Task A |
Answer these questions from the enumeration notes:
(i) Which online tool do the notes name for identifying the owner of an IP space?
(ii) Which module were the notes taken from?
(iii) Which tools are listed for sniffing network traffic during hosts identification?
Task B |
Reproduce a passage of the enumeration notes word for word, beginning at the words "Basic OSINT can" and ending after the words "email & usernames patterns.".

Text for analysis |
※

Initial Enumeration
Notes taken from the AD Enumeration & Attack module from HTB Academy
External Recon and Enumeration Principles
External reconnaissance can be useful at the beginning of an engagement or if get stuck with no foothold in the internal environment.
Basic OSINT can be useful in these particular cases:
Validating the scope of our engagement (making sure that all assets that we are about to target are not third-party).
Find credentials or others information that can be leverage to gain a foothold or perform a lateral movement into the internal network.
Here are some interesting information to collect when conducting external reconnaissance:
IP ownership;
Cloud infrastructures;
Security defense implemented such as AV/EDR/SIEMS, etc.;
Domain, subdomain & domain registrars;
Leaks credentials and secret keys, email & usernames patterns.
During an Penetration Testing engagement, all the assets included in the scope should be owned by our client, unless specified otherwise. Indeed, big companies might have their own DNS infrastructure, but it is more likely that smaller companies rely on third-parties services such as Google, Cloudflare, Azure, etc.
The BGP Toolkit is a nice online tool to identify who is the owner of an IP space.
Many tools and strategies can be leveraged to perform external recon:
Google Dorking;
Social media, companies websites and job posting inspection;
Github commit and source code inspection;
Information disclosure in document metadata;
Online tools such as GreyHatWarfare, ViewDNS.info, TruffleHog, grep.app, ARIN (or RIP for Europe), Dehashed, HaveIBeenPawned, etc.
Initial Enumeration of the Domain
Many set ups are possible to conduct an internal engagement. Depending of the will of the client, we might or not have credentials for a low privilege users in the domain. The client can also ask to start the engagement completely blinded from an external attacker perspective.
We might have to enumerate the domain from a Linux or Windows host depending of the set up chosen to perform the engagement. Being able to enumerate from both Windows and Linux is essential to conduct our activities.
Here are listed examples of many possible set up that we could encounter:
Physically at the client office with a workstation
A VM machine deployed in the client environment that call back to a jump server owned by the testers. Then, SSH into the jump server.
Use of a VPN and a Citrix instance.
A Linux VM from the cloud whose IP is whitelisted by the client.
VPN access to their internal network.
Physical device plugged into a ethernet port that connect back to the attacker host.
Hosts identification
This steps implies to sniff the traffic and inspect which hosts are alive and what communication protocols are in use (ex: MDNS, LLMNR, Net-Bios, etc). Many tools can be used to sniff traffic and look for the network traffic such as WireShark, net-creds, Responder, and TCPdump.

※

Study material |
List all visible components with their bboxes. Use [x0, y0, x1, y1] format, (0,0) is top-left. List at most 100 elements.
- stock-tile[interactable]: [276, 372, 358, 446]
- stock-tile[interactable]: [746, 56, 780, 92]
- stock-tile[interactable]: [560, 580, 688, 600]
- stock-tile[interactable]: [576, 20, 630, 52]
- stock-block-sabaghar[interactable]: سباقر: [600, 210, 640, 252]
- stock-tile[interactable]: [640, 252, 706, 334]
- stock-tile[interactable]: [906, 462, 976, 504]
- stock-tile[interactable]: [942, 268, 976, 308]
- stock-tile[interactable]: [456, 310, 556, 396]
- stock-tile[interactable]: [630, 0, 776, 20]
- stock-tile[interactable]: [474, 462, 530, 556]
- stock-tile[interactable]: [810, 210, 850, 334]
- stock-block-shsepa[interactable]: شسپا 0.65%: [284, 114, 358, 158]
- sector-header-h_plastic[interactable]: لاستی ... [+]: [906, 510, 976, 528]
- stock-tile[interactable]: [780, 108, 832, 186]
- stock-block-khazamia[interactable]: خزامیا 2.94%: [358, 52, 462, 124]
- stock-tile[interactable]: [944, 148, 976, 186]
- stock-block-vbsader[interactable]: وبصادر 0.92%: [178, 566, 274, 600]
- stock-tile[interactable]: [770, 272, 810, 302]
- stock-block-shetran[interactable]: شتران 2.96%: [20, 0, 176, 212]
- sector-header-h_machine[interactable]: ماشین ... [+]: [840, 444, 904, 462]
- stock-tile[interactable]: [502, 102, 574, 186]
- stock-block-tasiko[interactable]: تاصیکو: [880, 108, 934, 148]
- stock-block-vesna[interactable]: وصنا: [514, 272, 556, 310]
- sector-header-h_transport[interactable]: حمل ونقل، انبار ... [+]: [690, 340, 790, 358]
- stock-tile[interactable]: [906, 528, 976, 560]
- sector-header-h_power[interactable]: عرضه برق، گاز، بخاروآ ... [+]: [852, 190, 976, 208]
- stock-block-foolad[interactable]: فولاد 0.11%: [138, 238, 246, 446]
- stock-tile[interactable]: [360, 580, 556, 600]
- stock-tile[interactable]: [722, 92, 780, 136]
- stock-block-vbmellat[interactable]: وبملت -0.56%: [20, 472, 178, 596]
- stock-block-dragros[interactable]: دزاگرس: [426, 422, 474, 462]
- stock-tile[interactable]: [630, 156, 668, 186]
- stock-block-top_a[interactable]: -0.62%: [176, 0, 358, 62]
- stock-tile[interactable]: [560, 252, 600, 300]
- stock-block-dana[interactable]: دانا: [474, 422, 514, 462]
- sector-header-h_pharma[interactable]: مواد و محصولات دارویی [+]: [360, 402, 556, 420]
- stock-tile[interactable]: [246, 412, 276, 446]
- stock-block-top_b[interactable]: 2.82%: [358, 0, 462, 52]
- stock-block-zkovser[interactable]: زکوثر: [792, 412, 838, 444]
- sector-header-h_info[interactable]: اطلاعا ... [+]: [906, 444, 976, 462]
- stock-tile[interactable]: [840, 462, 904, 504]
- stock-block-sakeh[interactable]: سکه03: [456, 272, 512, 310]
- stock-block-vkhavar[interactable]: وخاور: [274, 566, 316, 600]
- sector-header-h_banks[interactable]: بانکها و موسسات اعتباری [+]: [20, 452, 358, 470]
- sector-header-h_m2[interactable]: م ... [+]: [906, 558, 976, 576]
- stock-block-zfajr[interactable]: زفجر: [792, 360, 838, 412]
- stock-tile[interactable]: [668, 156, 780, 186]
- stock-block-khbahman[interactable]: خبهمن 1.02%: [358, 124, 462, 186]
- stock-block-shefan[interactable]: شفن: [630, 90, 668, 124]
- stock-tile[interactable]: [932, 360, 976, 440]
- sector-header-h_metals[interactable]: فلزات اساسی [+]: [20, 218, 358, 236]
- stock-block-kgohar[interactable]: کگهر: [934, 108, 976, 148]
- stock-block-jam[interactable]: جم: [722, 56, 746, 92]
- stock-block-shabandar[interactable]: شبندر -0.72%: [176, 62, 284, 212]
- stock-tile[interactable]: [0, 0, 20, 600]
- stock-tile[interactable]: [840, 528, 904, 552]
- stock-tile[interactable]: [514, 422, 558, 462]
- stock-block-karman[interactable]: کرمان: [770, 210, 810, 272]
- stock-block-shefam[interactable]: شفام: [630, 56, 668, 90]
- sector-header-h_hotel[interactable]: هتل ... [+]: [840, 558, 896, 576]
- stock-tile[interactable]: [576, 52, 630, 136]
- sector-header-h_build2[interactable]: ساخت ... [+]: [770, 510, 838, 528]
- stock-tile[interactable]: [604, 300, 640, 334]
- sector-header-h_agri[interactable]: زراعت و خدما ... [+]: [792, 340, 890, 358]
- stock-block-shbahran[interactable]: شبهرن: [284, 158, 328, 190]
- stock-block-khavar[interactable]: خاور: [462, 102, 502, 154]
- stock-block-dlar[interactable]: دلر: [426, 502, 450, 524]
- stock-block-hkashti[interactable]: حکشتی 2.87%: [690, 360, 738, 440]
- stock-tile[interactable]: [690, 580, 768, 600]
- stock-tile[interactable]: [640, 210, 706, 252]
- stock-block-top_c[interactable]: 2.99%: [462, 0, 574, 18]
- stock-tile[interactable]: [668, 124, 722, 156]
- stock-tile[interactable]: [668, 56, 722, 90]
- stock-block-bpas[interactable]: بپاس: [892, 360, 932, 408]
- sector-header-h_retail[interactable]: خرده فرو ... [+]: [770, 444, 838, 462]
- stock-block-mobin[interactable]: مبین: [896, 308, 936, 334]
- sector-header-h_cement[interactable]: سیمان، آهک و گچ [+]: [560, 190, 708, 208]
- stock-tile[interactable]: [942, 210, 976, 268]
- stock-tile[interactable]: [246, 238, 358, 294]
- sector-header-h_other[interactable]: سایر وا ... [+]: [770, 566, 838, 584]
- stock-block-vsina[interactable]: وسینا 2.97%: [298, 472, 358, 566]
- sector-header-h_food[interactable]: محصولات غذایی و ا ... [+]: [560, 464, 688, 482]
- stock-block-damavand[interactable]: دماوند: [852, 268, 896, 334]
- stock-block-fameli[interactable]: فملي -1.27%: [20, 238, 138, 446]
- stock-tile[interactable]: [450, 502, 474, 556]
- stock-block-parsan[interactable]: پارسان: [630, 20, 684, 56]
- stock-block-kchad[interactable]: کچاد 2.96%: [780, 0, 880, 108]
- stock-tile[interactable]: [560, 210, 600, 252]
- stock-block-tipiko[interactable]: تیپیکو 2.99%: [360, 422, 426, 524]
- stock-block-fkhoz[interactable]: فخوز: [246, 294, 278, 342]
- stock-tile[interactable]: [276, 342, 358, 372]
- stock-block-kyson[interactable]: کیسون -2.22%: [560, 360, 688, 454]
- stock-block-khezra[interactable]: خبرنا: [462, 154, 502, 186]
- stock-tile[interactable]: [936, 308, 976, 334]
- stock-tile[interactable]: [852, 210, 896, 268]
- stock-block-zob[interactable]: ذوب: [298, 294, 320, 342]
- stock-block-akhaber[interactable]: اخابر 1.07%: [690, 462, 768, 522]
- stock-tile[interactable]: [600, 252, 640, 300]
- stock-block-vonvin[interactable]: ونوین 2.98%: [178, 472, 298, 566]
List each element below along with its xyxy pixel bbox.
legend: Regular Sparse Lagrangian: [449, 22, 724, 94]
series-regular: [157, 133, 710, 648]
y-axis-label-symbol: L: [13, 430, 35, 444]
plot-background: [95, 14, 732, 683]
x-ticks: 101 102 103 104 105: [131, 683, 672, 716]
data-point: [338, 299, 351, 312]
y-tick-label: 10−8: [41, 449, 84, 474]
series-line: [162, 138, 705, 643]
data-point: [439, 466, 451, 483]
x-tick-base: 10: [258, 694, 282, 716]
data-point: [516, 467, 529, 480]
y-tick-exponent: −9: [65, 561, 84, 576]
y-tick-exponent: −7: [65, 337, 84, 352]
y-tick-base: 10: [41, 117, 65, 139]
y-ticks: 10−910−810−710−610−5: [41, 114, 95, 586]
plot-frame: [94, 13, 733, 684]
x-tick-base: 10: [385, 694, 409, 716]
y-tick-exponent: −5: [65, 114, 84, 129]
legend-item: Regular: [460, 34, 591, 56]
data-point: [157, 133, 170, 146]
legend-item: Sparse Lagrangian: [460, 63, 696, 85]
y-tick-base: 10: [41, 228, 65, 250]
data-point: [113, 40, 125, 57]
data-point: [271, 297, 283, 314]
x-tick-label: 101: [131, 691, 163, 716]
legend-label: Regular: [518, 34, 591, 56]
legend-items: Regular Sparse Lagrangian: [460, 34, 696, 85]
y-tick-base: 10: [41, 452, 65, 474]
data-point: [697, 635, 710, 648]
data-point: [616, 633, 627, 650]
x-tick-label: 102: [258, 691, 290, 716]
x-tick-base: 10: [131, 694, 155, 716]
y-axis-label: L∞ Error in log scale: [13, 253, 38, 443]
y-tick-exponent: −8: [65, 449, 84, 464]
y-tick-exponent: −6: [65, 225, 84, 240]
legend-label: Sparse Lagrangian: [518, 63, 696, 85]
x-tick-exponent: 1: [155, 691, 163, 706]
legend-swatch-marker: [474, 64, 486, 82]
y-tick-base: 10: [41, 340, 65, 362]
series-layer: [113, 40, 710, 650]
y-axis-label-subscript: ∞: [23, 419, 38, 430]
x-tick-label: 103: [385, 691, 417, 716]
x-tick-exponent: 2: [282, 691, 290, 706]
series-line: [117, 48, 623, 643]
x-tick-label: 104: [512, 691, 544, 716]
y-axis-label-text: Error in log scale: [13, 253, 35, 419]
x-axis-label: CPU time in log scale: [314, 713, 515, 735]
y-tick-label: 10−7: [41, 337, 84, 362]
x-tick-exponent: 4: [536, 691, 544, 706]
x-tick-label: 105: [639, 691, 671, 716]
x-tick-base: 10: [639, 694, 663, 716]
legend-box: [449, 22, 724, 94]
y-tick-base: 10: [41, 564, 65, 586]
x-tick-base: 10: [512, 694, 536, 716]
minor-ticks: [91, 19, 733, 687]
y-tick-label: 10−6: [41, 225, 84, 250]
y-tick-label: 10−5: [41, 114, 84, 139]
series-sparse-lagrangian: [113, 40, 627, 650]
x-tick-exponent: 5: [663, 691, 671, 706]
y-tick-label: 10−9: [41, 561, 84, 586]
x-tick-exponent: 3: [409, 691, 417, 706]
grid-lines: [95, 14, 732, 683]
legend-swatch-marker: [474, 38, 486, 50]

※

Final answer A |
(i) The BGP Toolkit.
(ii) The AD Enumeration & Attack module from HTB Academy.
(iii) WireShark, net-creds, Responder, and TCPdump.

Final answer B |
Basic OSINT can be useful in these particular cases:
Validating the scope of our engagement (making sure that all assets that we are about to target are not third-party).
Find credentials or others information that can be leverage to gain a foothold or perform a lateral movement into the internal network.
Here are some interesting information to collect when conducting external reconnaissance:
IP ownership;
Cloud infrastructures;
Security defense implemented such as AV/EDR/SIEMS, etc.;
Domain, subdomain & domain registrars;
Leaks credentials and secret keys, email & usernames patterns.